[AIM]
Scan the records below for lines with the word "values", then state how many you find and nothing else.
━━━━━━━━━━
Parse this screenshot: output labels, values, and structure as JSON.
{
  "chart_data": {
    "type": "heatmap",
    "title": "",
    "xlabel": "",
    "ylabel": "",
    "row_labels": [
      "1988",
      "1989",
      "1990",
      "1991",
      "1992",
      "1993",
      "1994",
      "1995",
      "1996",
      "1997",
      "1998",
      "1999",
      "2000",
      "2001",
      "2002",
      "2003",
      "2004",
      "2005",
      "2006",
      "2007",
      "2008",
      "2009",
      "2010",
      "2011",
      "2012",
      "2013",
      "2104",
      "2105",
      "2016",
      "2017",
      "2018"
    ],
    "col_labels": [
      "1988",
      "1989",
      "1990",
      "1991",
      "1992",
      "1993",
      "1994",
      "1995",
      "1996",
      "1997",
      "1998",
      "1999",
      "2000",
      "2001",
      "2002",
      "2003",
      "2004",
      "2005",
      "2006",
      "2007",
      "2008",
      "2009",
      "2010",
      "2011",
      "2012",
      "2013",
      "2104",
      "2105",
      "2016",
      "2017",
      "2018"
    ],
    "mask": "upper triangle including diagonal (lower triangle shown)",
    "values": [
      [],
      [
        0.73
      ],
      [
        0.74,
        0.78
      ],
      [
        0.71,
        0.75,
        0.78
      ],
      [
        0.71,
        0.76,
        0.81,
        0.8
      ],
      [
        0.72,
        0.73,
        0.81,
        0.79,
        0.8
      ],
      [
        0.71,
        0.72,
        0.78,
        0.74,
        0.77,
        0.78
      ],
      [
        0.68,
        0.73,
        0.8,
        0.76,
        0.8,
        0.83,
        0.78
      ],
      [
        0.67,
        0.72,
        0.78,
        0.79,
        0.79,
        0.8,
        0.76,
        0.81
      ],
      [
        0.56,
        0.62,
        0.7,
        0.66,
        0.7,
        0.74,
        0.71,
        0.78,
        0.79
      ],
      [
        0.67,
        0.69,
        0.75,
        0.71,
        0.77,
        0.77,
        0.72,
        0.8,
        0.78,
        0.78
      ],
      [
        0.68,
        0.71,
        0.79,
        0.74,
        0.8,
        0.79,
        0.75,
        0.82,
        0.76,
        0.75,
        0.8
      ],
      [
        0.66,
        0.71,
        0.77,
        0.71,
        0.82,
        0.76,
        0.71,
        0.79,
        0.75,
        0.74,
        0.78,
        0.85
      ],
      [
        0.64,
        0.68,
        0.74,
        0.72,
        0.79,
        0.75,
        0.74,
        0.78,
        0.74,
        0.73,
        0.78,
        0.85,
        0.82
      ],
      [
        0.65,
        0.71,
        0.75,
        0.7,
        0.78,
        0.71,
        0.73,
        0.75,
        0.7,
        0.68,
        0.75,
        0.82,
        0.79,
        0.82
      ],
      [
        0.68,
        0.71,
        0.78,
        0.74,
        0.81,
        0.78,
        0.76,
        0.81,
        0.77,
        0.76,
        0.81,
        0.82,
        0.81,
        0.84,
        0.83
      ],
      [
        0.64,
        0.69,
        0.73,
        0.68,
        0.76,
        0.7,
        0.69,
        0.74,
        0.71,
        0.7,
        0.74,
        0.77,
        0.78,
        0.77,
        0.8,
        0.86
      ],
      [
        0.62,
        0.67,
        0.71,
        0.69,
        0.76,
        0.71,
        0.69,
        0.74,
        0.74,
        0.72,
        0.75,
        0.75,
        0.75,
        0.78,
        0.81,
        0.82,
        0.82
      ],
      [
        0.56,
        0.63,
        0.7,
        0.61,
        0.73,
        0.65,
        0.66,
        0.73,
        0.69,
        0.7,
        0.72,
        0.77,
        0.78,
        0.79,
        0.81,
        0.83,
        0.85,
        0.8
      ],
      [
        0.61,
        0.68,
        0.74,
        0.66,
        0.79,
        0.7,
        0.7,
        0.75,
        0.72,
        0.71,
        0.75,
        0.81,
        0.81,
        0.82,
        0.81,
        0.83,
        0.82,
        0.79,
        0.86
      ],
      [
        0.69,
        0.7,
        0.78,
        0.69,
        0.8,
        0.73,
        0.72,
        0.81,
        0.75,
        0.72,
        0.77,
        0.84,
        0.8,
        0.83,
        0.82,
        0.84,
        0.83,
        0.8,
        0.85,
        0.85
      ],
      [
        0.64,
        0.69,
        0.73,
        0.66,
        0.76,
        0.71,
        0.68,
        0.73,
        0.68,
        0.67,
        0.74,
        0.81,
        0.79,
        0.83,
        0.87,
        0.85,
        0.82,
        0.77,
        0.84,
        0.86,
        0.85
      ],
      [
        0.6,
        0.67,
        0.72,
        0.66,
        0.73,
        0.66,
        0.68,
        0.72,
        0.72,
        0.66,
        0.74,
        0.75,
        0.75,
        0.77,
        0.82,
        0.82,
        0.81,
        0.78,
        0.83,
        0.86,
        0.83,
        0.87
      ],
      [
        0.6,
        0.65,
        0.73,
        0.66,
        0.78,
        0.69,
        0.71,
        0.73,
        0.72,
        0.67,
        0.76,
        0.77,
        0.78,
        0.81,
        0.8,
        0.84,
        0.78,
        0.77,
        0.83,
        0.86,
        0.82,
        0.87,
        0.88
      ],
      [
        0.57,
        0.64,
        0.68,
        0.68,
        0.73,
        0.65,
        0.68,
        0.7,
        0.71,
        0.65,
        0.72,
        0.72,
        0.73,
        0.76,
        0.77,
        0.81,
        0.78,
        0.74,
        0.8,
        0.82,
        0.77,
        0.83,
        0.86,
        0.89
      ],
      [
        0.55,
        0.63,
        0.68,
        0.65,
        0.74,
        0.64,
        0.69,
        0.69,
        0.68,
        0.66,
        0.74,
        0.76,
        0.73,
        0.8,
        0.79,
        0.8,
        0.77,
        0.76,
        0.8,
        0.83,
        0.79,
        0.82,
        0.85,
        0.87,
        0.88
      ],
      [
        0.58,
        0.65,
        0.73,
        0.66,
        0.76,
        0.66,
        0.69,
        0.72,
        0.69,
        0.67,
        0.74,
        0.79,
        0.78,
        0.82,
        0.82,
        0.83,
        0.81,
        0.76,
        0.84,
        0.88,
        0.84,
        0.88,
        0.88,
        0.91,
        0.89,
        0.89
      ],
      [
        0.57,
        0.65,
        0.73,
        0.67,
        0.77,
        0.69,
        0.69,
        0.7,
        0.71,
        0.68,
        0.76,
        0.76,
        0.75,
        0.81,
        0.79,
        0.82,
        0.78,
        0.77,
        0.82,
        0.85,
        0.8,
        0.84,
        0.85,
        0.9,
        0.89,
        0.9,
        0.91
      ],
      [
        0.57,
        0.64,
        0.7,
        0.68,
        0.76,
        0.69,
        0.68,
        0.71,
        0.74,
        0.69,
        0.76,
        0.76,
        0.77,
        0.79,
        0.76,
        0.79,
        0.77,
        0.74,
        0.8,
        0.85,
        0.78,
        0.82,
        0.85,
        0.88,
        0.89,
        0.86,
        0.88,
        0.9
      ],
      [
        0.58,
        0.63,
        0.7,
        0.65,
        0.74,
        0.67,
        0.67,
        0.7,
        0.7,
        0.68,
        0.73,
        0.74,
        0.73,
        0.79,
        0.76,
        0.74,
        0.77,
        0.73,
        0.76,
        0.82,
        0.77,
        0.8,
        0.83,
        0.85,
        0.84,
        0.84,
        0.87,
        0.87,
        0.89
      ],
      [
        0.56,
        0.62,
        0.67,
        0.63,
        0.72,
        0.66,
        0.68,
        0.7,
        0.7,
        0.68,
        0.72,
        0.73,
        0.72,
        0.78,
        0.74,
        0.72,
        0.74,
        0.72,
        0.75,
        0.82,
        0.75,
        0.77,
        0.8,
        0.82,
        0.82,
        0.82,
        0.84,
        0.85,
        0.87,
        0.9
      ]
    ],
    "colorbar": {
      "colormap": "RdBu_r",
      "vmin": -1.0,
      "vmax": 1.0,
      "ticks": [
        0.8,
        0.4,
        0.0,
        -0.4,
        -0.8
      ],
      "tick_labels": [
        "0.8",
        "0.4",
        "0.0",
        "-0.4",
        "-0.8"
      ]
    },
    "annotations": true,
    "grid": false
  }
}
━━━━━━━━━━
[RESULT BELOW]
2